The Comet Roadhouse

The Comet today
The Comet around 1936 (from ‘Recent English Architecture’ Country Life, 1947)

Yesterday I fulfilled a long awaited visit to a building that caught my attention nearly thirty years ago. As a teenager I was given a copy of ‘Recent English Architecture 1920-1940’ a book published by Country Life magazine in 1947. Inside was a photo of ‘The Comet Roadhouse near Barnet’. This wonderful Art Deco relic is, in fact, in Hatfield.The architect was E.B.Musman and the building was opened in December 1936. The Comet has survived reasonably well as it approaches its 80th birthday. The only visual differences being the removal of the rather nice glass tower on the top, and the addition of a large hotel extension to the rear.
It was called The Comet for good reason. A few hundred yards away is the site of the former De Havilland factory and airfield. In 1934 the company produced three special endurance racing aeroplanes called the DH88 ‘Comet’. To illustrate this fact, Benskin’s the brewery responsible for the building, commissioned a tomem pole like construction in the forecourt, with a model of the DH88 on top. Apparently the current model is the third one, so either the others rotted away or got stolen!.

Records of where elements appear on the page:

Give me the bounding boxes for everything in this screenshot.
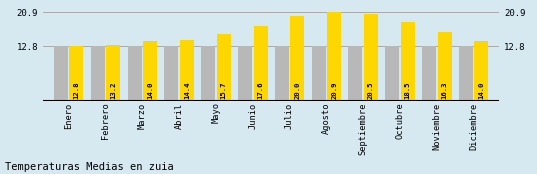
Text: 20.9: 20.9 — [331, 82, 337, 99]
Bar — [217, 34, 231, 101]
Text: 17.6: 17.6 — [258, 82, 264, 99]
Bar — [275, 46, 289, 101]
Bar — [349, 46, 362, 101]
Bar — [238, 46, 252, 101]
Bar — [106, 45, 120, 101]
Bar — [54, 46, 68, 101]
Text: 20.5: 20.5 — [368, 82, 374, 99]
Bar — [201, 46, 215, 101]
Bar — [438, 32, 452, 101]
Text: 12.8: 12.8 — [74, 82, 79, 99]
Bar — [311, 46, 325, 101]
Bar — [91, 46, 105, 101]
Bar — [291, 16, 304, 101]
Bar — [327, 12, 341, 101]
Bar — [422, 46, 436, 101]
Bar — [474, 41, 488, 101]
Text: 14.0: 14.0 — [478, 82, 484, 99]
Bar — [459, 46, 473, 101]
Text: 13.2: 13.2 — [110, 82, 117, 99]
Bar — [401, 22, 415, 101]
Bar — [143, 41, 157, 101]
Bar — [253, 26, 267, 101]
Text: 18.5: 18.5 — [405, 82, 411, 99]
Bar — [386, 46, 400, 101]
Text: 16.3: 16.3 — [441, 82, 447, 99]
Bar — [164, 46, 178, 101]
Text: 20.0: 20.0 — [294, 82, 300, 99]
Text: Temperaturas Medias en zuia: Temperaturas Medias en zuia — [5, 162, 174, 172]
Text: 14.0: 14.0 — [147, 82, 153, 99]
Text: 14.4: 14.4 — [184, 82, 190, 99]
Bar — [128, 46, 142, 101]
Bar — [69, 46, 83, 101]
Text: 15.7: 15.7 — [221, 82, 227, 99]
Bar — [364, 14, 378, 101]
Bar — [180, 40, 194, 101]
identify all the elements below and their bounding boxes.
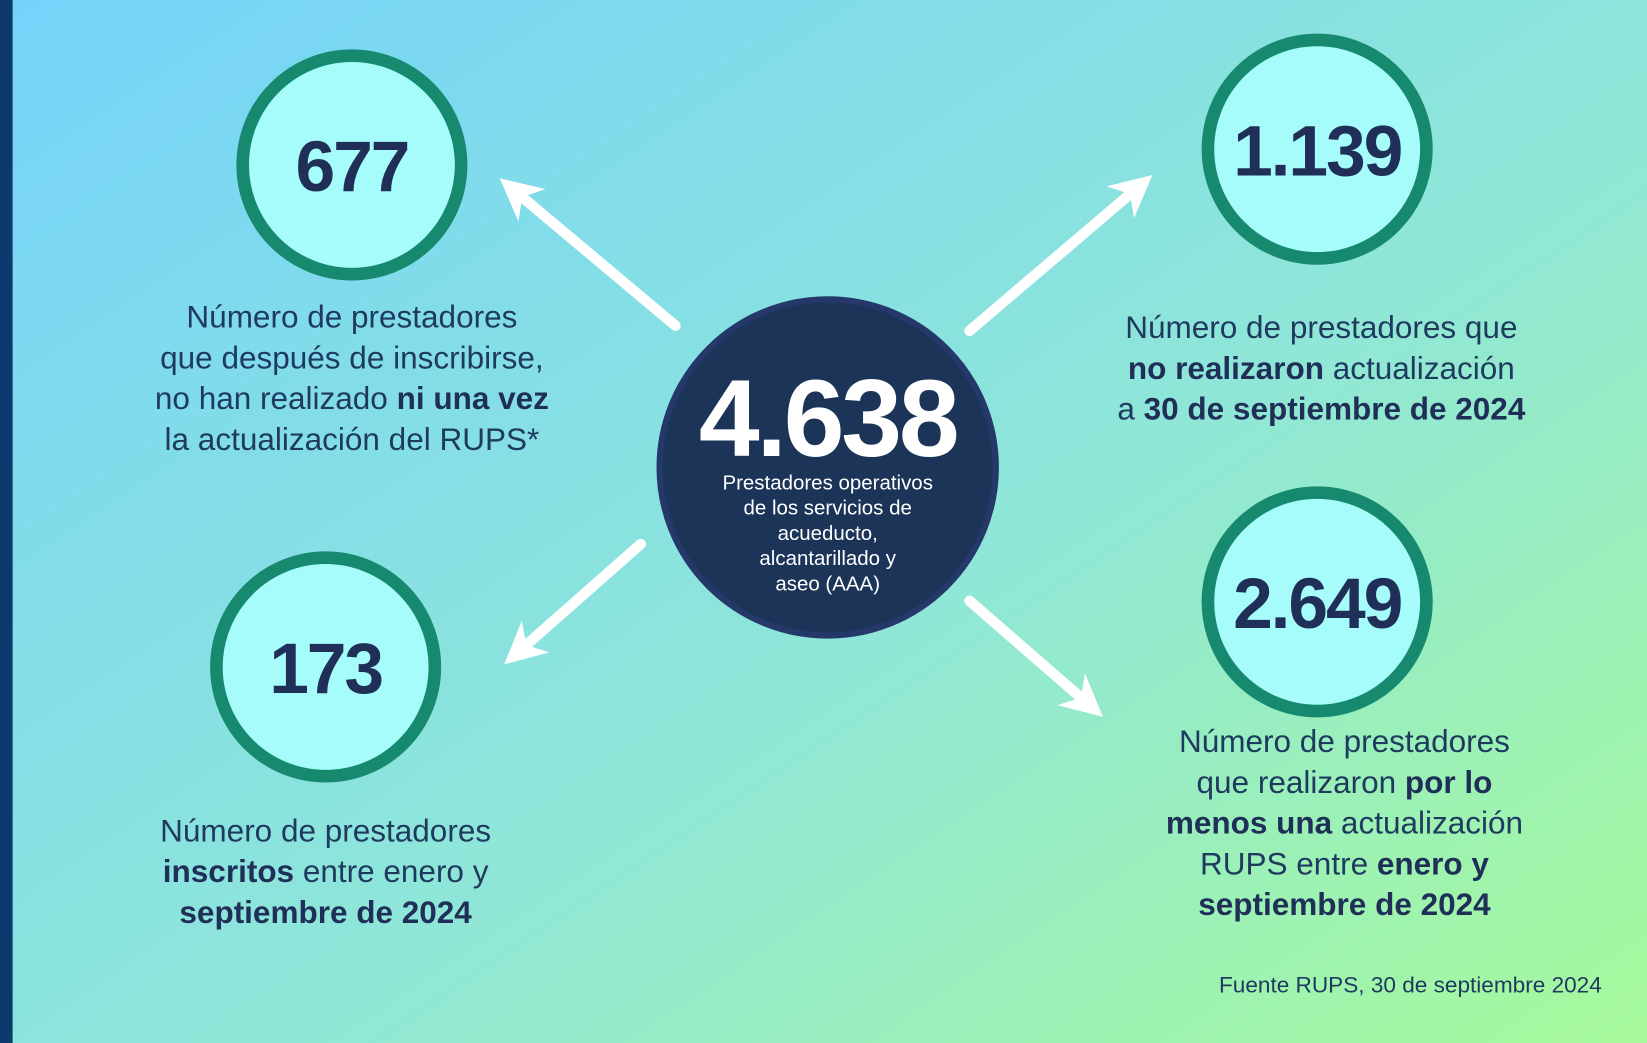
description-text: septiembre de 2024 xyxy=(1198,886,1491,922)
arrow xyxy=(499,178,681,331)
center-label: acueducto, xyxy=(778,522,878,545)
value: 173 xyxy=(269,629,382,709)
arrow xyxy=(964,595,1103,717)
center-label: alcantarillado y xyxy=(759,547,896,570)
description-line: la actualización del RUPS* xyxy=(165,421,540,457)
description-text: Número de prestadores xyxy=(1179,723,1510,759)
description-text: la actualización del RUPS* xyxy=(165,421,540,457)
description-line: que realizaron por lo xyxy=(1197,764,1493,800)
description-text: que después de inscribirse, xyxy=(160,339,543,375)
center-label: Prestadores operativos xyxy=(722,471,932,494)
description-text: menos una xyxy=(1166,805,1333,841)
description-line: Número de prestadores que xyxy=(1125,309,1517,345)
source: Fuente RUPS, 30 de septiembre 2024 xyxy=(1219,973,1602,998)
description-line: no realizaron actualización xyxy=(1128,350,1515,386)
description-line: Número de prestadores xyxy=(1179,723,1510,759)
description-line: no han realizado ni una vez xyxy=(155,380,549,416)
description-line: Número de prestadores xyxy=(160,812,491,848)
description-text: Número de prestadores xyxy=(186,299,517,335)
description-line: menos una actualización xyxy=(1166,805,1523,841)
description-text: a xyxy=(1117,391,1143,427)
description-line: septiembre de 2024 xyxy=(179,894,472,930)
description-line: que después de inscribirse, xyxy=(160,339,543,375)
description-line: a 30 de septiembre de 2024 xyxy=(1117,391,1525,427)
description-text: Número de prestadores xyxy=(160,812,491,848)
arrow xyxy=(964,175,1153,337)
description-line: inscritos entre enero y xyxy=(163,853,489,889)
description-line: septiembre de 2024 xyxy=(1198,886,1491,922)
description-line: RUPS entre enero y xyxy=(1200,845,1489,881)
description-text: que realizaron xyxy=(1197,764,1405,800)
description-text: enero y xyxy=(1377,845,1490,881)
arrows xyxy=(499,175,1153,717)
description-text: entre enero y xyxy=(294,853,489,889)
description-text: no han realizado xyxy=(155,380,397,416)
description-text: septiembre de 2024 xyxy=(179,894,472,930)
description-text: Número de prestadores que xyxy=(1125,309,1517,345)
value: 2.649 xyxy=(1233,564,1402,644)
center-label: de los servicios de xyxy=(744,497,912,520)
value: 677 xyxy=(295,127,408,207)
value-circle xyxy=(236,49,468,281)
description-line: Número de prestadores xyxy=(186,299,517,335)
value: 1.139 xyxy=(1233,111,1402,191)
description-text: no realizaron xyxy=(1128,350,1324,386)
center-value: 4.638 xyxy=(699,358,957,480)
value-circle xyxy=(1201,486,1433,718)
value-circle xyxy=(210,551,442,783)
description-text: actualización xyxy=(1332,805,1523,841)
arrow xyxy=(504,538,646,665)
center-label: aseo (AAA) xyxy=(775,572,880,595)
description-text: por lo xyxy=(1405,764,1493,800)
value-circle xyxy=(1201,33,1433,265)
description-text: inscritos xyxy=(163,853,294,889)
center-circle xyxy=(656,296,999,639)
description-text: 30 de septiembre de 2024 xyxy=(1144,391,1526,427)
description-text: ni una vez xyxy=(397,380,549,416)
description-text: RUPS entre xyxy=(1200,845,1377,881)
description-text: actualización xyxy=(1324,350,1515,386)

• **Brief 1**
Can you write out the Comet Roadhouse text again, beginning at the words "It was called" and stopping after "or got stolen!.", but swapping "airfield" for "aerodrome"?
• **Brief 2**
How would the Comet Roadhouse text go on after its last sentence? Continue it from there.

• **Response 1**
It was called The Comet for good reason. A few hundred yards away is the site of the former De Havilland factory and aerodrome. In 1934 the company produced three special endurance racing aeroplanes called the DH88 ‘Comet’. To illustrate this fact, Benskin’s the brewery responsible for the building, commissioned a tomem pole like construction in the forecourt, with a model of the DH88 on top. Apparently the current model is the third one, so either the others rotted away or got stolen!.

• **Response 2**
The DH 88 Comet totem today, with the third incarnation of the aircraft.
Close up of the totem from a publicity photo from the time. This is the original model aircraft, with an additional shooting star, which has long since gone.

IMG_20150725_155012 The column supporting the aircraft is made of stone and has numerous whimsical carvings representing forms of flight.

Roadhouses were a phenomenum of the 1920s and 30s, cashing in on the increased car ownership of the time, and the building of new roads to cater for them. The Comet sits near the A1 or as it was called ‘Great North Road’, which itself has been superceded by the M1.

Another early publicity photograph from the late 1930’s.

Roadhouses were very much an American concept, designed for the new car owning classes. These weren’t simply ‘pubs’, they were aspirational places where the motorist could stop on their journey to have a proper sit down meal and drink. Some roadhouses offered live entertainment or dancing, others provided rooms for an overnight stay. Sadly, this rather elegant and romantic world was cut short by the advent of World War Two. After the conflict things were very different, and by the 1950s car ownership had become more democratic. Long distance car journies were a more commonplace activity, in vehicles that were suited to the age of the motorway. Roadhouses were superceded by motorway services and the ‘Little Chef’ restaurants. The Comet is now owned by the Ramada hotel chain, and it had a large modern extension added to the back. At some point during the last forty years, the rather nice glass tower on the top of the building was taken away, which is a shame.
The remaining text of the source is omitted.